■ **PROBLEM STATEMENT**: Would you retype all of these records exactly?

■ **ENTRIES PROVIDED**:

--- begin ---

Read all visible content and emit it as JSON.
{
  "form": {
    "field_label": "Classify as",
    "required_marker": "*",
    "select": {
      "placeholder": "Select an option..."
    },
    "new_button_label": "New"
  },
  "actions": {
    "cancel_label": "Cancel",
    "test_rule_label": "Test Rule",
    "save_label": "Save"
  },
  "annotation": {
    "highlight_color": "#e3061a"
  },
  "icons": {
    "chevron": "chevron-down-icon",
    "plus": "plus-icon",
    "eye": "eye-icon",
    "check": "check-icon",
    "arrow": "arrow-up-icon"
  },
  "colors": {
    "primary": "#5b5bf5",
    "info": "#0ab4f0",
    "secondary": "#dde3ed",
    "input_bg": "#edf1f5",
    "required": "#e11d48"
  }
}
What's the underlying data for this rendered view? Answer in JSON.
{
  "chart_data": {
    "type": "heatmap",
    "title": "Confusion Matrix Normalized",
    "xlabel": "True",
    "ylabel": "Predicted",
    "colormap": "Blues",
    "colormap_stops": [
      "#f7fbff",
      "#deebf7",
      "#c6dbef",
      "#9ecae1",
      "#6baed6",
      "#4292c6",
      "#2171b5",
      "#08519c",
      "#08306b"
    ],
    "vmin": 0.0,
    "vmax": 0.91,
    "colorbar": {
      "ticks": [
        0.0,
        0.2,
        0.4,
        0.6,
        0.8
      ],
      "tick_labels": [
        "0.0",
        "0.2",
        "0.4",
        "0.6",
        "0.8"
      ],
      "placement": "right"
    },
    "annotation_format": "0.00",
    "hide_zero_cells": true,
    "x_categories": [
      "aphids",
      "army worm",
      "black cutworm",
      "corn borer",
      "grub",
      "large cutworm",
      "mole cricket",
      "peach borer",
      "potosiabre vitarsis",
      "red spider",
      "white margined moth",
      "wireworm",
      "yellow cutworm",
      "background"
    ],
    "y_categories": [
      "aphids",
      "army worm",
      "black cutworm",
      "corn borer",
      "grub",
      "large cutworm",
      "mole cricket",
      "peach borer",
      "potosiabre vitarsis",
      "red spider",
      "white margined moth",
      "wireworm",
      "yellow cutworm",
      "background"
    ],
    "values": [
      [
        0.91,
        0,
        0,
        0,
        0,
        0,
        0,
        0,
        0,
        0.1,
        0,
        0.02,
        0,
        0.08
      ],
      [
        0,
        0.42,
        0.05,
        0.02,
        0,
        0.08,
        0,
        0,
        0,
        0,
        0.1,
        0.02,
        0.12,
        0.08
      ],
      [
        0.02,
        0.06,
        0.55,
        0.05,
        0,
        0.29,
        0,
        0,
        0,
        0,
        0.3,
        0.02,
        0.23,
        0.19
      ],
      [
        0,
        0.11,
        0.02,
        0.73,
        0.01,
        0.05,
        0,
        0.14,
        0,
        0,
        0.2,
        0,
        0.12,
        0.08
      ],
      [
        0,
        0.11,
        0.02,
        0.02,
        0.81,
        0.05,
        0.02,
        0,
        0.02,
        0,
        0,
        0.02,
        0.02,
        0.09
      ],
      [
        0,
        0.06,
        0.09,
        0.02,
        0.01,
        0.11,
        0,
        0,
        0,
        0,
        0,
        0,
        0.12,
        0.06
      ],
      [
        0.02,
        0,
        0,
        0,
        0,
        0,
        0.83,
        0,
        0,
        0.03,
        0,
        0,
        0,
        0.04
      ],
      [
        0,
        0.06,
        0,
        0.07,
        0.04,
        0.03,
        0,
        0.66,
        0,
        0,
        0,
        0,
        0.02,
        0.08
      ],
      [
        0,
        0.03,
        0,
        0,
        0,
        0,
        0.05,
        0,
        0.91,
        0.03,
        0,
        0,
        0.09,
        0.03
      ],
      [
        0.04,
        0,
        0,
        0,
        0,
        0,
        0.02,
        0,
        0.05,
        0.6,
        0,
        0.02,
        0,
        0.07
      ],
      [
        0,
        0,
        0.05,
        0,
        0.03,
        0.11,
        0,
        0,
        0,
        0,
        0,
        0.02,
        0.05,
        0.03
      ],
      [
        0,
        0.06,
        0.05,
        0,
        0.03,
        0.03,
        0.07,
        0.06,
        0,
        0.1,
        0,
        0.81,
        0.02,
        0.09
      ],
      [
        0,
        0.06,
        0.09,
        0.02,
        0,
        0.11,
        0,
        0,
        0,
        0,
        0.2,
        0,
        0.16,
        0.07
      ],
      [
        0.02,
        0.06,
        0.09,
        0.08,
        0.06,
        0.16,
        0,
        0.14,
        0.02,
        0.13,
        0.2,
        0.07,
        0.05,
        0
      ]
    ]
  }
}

--- end ---

■ **WRITTEN SOLUTION**:
Read all visible content and emit it as JSON.
{
  "form": {
    "field_label": "Classify as",
    "required_marker": "*",
    "select": {
      "placeholder": "Select an option..."
    },
    "new_button_label": "New"
  },
  "actions": {
    "cancel_label": "Cancel",
    "test_rule_label": "Test Rule",
    "save_label": "Save"
  },
  "annotation": {
    "highlight_color": "#e3061a"
  },
  "icons": {
    "chevron": "chevron-down-icon",
    "plus": "plus-icon",
    "eye": "eye-icon",
    "check": "check-icon",
    "arrow": "arrow-up-icon"
  },
  "colors": {
    "primary": "#5b5bf5",
    "info": "#0ab4f0",
    "secondary": "#dde3ed",
    "input_bg": "#edf1f5",
    "required": "#e11d48"
  }
}
What's the underlying data for this rendered view? Answer in JSON.
{
  "chart_data": {
    "type": "heatmap",
    "title": "Confusion Matrix Normalized",
    "xlabel": "True",
    "ylabel": "Predicted",
    "colormap": "Blues",
    "colormap_stops": [
      "#f7fbff",
      "#deebf7",
      "#c6dbef",
      "#9ecae1",
      "#6baed6",
      "#4292c6",
      "#2171b5",
      "#08519c",
      "#08306b"
    ],
    "vmin": 0.0,
    "vmax": 0.91,
    "colorbar": {
      "ticks": [
        0.0,
        0.2,
        0.4,
        0.6,
        0.8
      ],
      "tick_labels": [
        "0.0",
        "0.2",
        "0.4",
        "0.6",
        "0.8"
      ],
      "placement": "right"
    },
    "annotation_format": "0.00",
    "hide_zero_cells": true,
    "x_categories": [
      "aphids",
      "army worm",
      "black cutworm",
      "corn borer",
      "grub",
      "large cutworm",
      "mole cricket",
      "peach borer",
      "potosiabre vitarsis",
      "red spider",
      "white margined moth",
      "wireworm",
      "yellow cutworm",
      "background"
    ],
    "y_categories": [
      "aphids",
      "army worm",
      "black cutworm",
      "corn borer",
      "grub",
      "large cutworm",
      "mole cricket",
      "peach borer",
      "potosiabre vitarsis",
      "red spider",
      "white margined moth",
      "wireworm",
      "yellow cutworm",
      "background"
    ],
    "values": [
      [
        0.91,
        0,
        0,
        0,
        0,
        0,
        0,
        0,
        0,
        0.1,
        0,
        0.02,
        0,
        0.08
      ],
      [
        0,
        0.42,
        0.05,
        0.02,
        0,
        0.08,
        0,
        0,
        0,
        0,
        0.1,
        0.02,
        0.12,
        0.08
      ],
      [
        0.02,
        0.06,
        0.55,
        0.05,
        0,
        0.29,
        0,
        0,
        0,
        0,
        0.3,
        0.02,
        0.23,
        0.19
      ],
      [
        0,
        0.11,
        0.02,
        0.73,
        0.01,
        0.05,
        0,
        0.14,
        0,
        0,
        0.2,
        0,
        0.12,
        0.08
      ],
      [
        0,
        0.11,
        0.02,
        0.02,
        0.81,
        0.05,
        0.02,
        0,
        0.02,
        0,
        0,
        0.02,
        0.02,
        0.09
      ],
      [
        0,
        0.06,
        0.09,
        0.02,
        0.01,
        0.11,
        0,
        0,
        0,
        0,
        0,
        0,
        0.12,
        0.06
      ],
      [
        0.02,
        0,
        0,
        0,
        0,
        0,
        0.83,
        0,
        0,
        0.03,
        0,
        0,
        0,
        0.04
      ],
      [
        0,
        0.06,
        0,
        0.07,
        0.04,
        0.03,
        0,
        0.66,
        0,
        0,
        0,
        0,
        0.02,
        0.08
      ],
      [
        0,
        0.03,
        0,
        0,
        0,
        0,
        0.05,
        0,
        0.91,
        0.03,
        0,
        0,
        0.09,
        0.03
      ],
      [
        0.04,
        0,
        0,
        0,
        0,
        0,
        0.02,
        0,
        0.05,
        0.6,
        0,
        0.02,
        0,
        0.07
      ],
      [
        0,
        0,
        0.05,
        0,
        0.03,
        0.11,
        0,
        0,
        0,
        0,
        0,
        0.02,
        0.05,
        0.03
      ],
      [
        0,
        0.06,
        0.05,
        0,
        0.03,
        0.03,
        0.07,
        0.06,
        0,
        0.1,
        0,
        0.81,
        0.02,
        0.09
      ],
      [
        0,
        0.06,
        0.09,
        0.02,
        0,
        0.11,
        0,
        0,
        0,
        0,
        0.2,
        0,
        0.16,
        0.07
      ],
      [
        0.02,
        0.06,
        0.09,
        0.08,
        0.06,
        0.16,
        0,
        0.14,
        0.02,
        0.13,
        0.2,
        0.07,
        0.05,
        0
      ]
    ]
  }
}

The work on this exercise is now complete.